• [Requirements] Please put every line of the records below into a JSON list of strings, one string per line, skipping blank lines and leaving the pictures out.

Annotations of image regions
::::::::

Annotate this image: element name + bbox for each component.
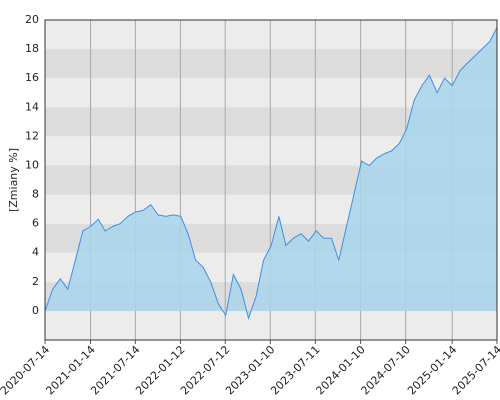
y-tick-label: 14 [25, 100, 39, 113]
y-axis-label: [Zmiany %] [7, 148, 20, 212]
y-tick-label: 10 [25, 158, 39, 171]
plot-frame [44, 19, 498, 341]
grid-band [45, 310, 497, 340]
y-tick-label: 8 [32, 188, 39, 201]
y-tick-label: 2 [32, 275, 39, 288]
grid-band [45, 20, 497, 50]
area [45, 27, 497, 319]
y-tick-label: 16 [25, 71, 39, 84]
y-tick-label: 12 [25, 129, 39, 142]
line [44, 27, 498, 320]
y-tick-label: 6 [32, 217, 39, 230]
grid-band [45, 49, 497, 79]
y-tick-label: 20 [25, 13, 39, 26]
y-tick-label: 4 [32, 246, 39, 259]
y-tick-label: 0 [32, 304, 39, 317]
y-tick-label: 18 [25, 42, 39, 55]
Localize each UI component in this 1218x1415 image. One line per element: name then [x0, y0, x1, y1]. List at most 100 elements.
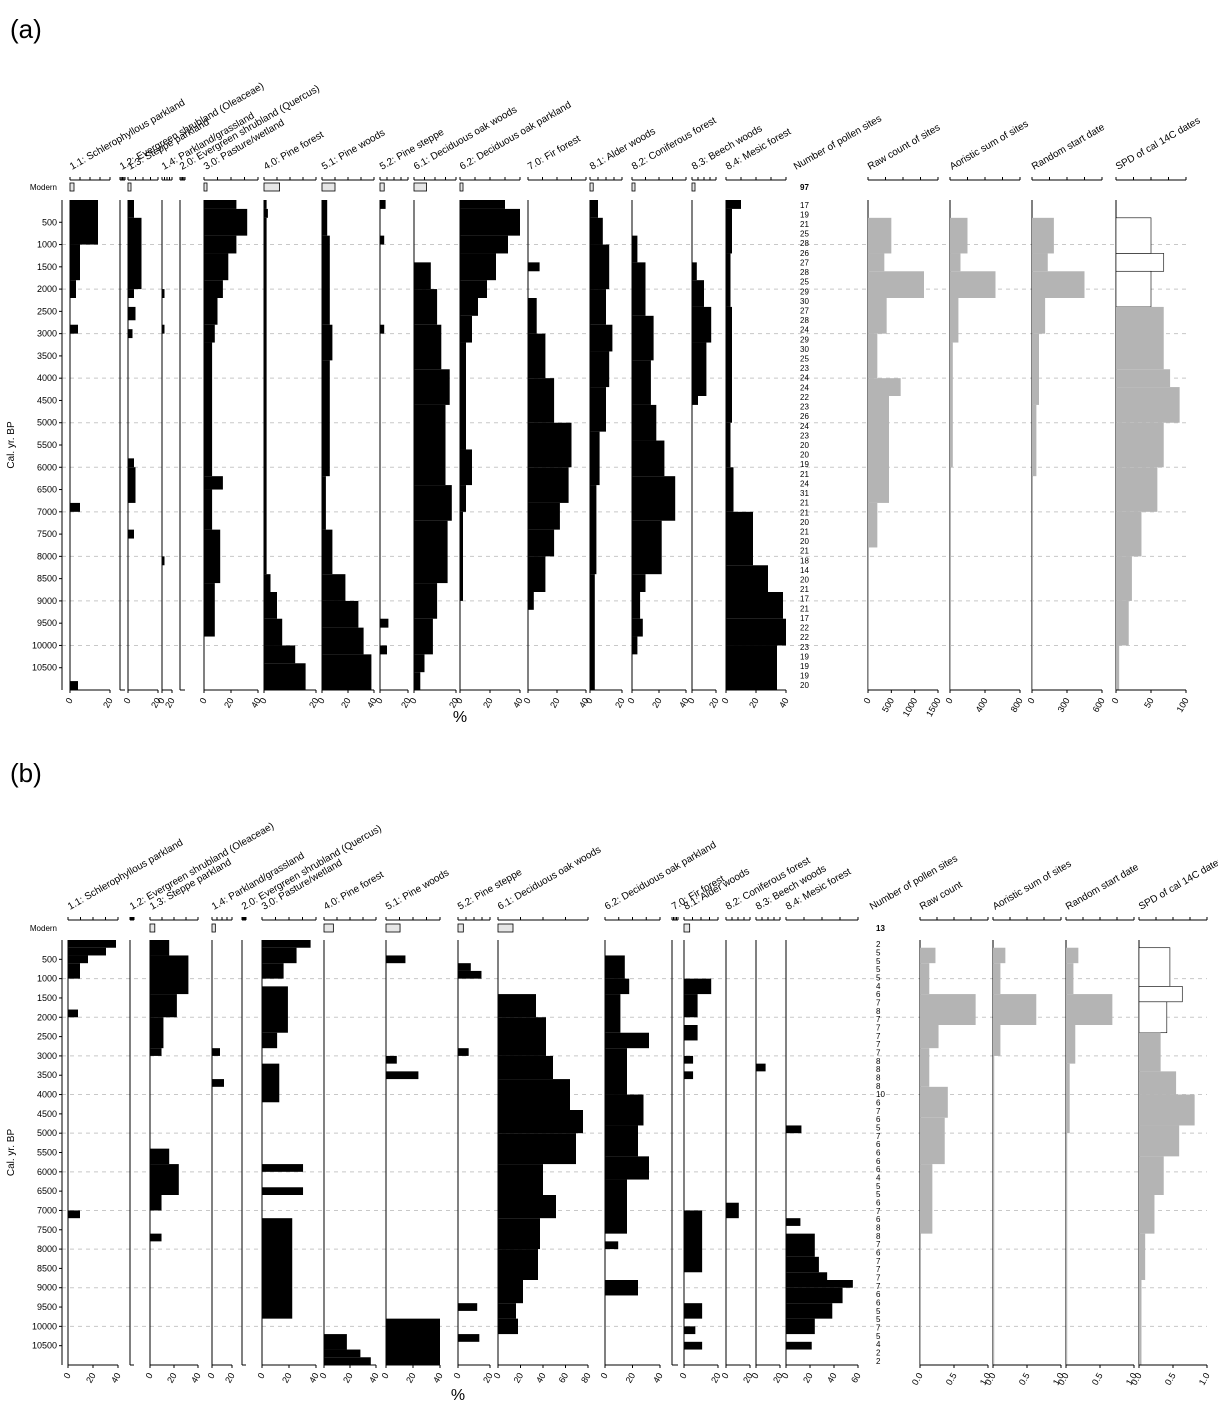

::::::::

• [Complete output]
[
  "Annotate this image: element name + bbox for each component.",
  "y-tick-label: 14 [25, 100, 39, 113]",
  "y-axis-label: [Zmiany %] [7, 148, 20, 212]",
  "y-tick-label: 10 [25, 158, 39, 171]",
  "plot-frame [44, 19, 498, 341]",
  "grid-band [45, 310, 497, 340]",
  "y-tick-label: 8 [32, 188, 39, 201]",
  "y-tick-label: 2 [32, 275, 39, 288]",
  "grid-band [45, 20, 497, 50]",
  "area [45, 27, 497, 319]",
  "y-tick-label: 16 [25, 71, 39, 84]",
  "y-tick-label: 12 [25, 129, 39, 142]",
  "line [44, 27, 498, 320]",
  "y-tick-label: 6 [32, 217, 39, 230]",
  "grid-band [45, 49, 497, 79]",
  "y-tick-label: 20 [25, 13, 39, 26]",
  "y-tick-label: 4 [32, 246, 39, 259]",
  "y-tick-label: 0 [32, 304, 39, 317]",
  "y-tick-label: 18 [25, 42, 39, 55]",
  "Localize each UI component in this 1218x1415 image. One line per element: name then [x0, y0, x1, y1]. List at most 100 elements."
]